:: DATA SUPPLIED ::

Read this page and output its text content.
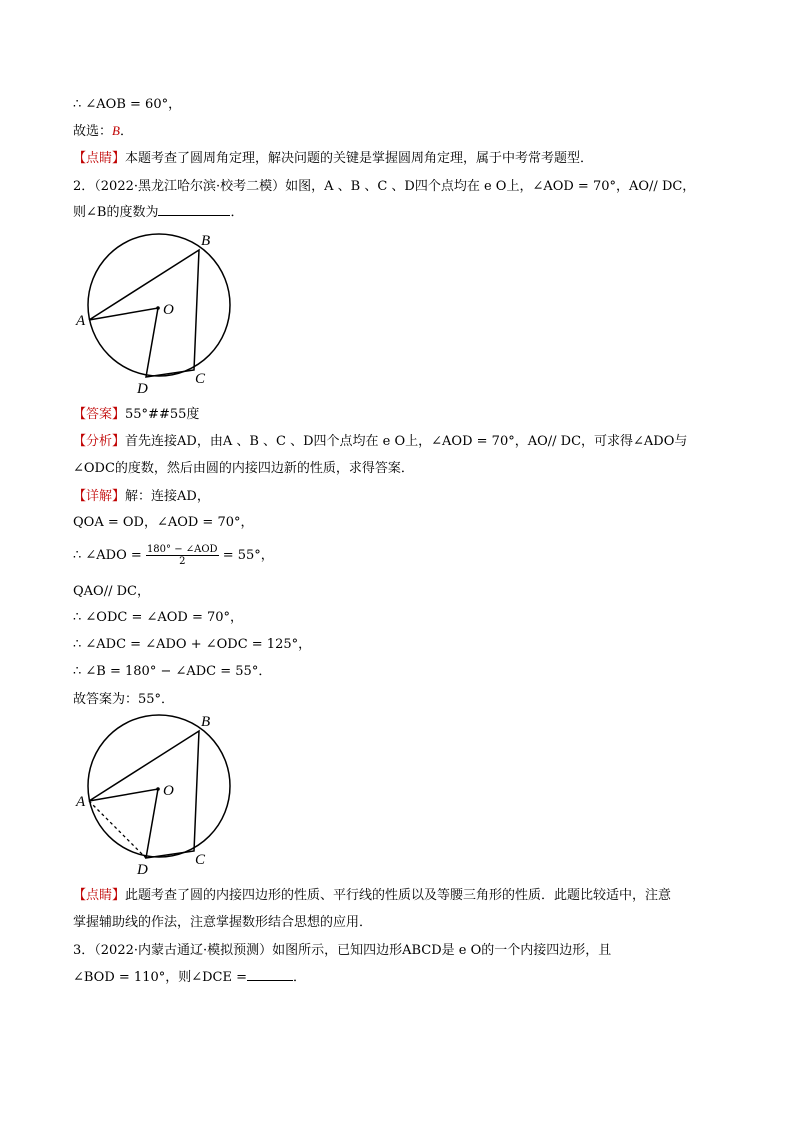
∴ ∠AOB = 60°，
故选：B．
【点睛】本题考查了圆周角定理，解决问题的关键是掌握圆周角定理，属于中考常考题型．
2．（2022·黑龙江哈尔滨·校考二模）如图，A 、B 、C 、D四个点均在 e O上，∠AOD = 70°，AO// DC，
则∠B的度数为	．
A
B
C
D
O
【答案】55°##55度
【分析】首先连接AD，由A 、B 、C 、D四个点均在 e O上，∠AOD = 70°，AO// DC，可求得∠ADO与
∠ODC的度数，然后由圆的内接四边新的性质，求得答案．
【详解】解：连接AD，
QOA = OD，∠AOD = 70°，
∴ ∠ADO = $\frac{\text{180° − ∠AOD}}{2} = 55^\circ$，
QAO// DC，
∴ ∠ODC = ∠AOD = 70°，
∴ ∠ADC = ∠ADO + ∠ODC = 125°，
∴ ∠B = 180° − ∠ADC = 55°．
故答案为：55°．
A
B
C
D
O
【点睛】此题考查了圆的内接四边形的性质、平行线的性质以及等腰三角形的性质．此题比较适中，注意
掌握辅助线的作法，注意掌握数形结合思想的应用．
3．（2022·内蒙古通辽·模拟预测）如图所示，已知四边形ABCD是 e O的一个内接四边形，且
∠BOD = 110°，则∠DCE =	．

:: THE EXERCISE ::
Keep every word of the data as it is when you write it out, but drop the pictures.

:: THE ANSWER ::
Read this page and output its text content.
∴ ∠AOB = 60°，
故选：B．
【点睛】本题考查了圆周角定理，解决问题的关键是掌握圆周角定理，属于中考常考题型．
2．（2022·黑龙江哈尔滨·校考二模）如图，A 、B 、C 、D四个点均在 e O上，∠AOD = 70°，AO// DC，
则∠B的度数为	．
A
B
C
D
O
【答案】55°##55度
【分析】首先连接AD，由A 、B 、C 、D四个点均在 e O上，∠AOD = 70°，AO// DC，可求得∠ADO与
∠ODC的度数，然后由圆的内接四边新的性质，求得答案．
【详解】解：连接AD，
QOA = OD，∠AOD = 70°，
∴ ∠ADO = $\frac{\text{180° − ∠AOD}}{2} = 55^\circ$，
QAO// DC，
∴ ∠ODC = ∠AOD = 70°，
∴ ∠ADC = ∠ADO + ∠ODC = 125°，
∴ ∠B = 180° − ∠ADC = 55°．
故答案为：55°．
A
B
C
D
O
【点睛】此题考查了圆的内接四边形的性质、平行线的性质以及等腰三角形的性质．此题比较适中，注意
掌握辅助线的作法，注意掌握数形结合思想的应用．
3．（2022·内蒙古通辽·模拟预测）如图所示，已知四边形ABCD是 e O的一个内接四边形，且
∠BOD = 110°，则∠DCE =	．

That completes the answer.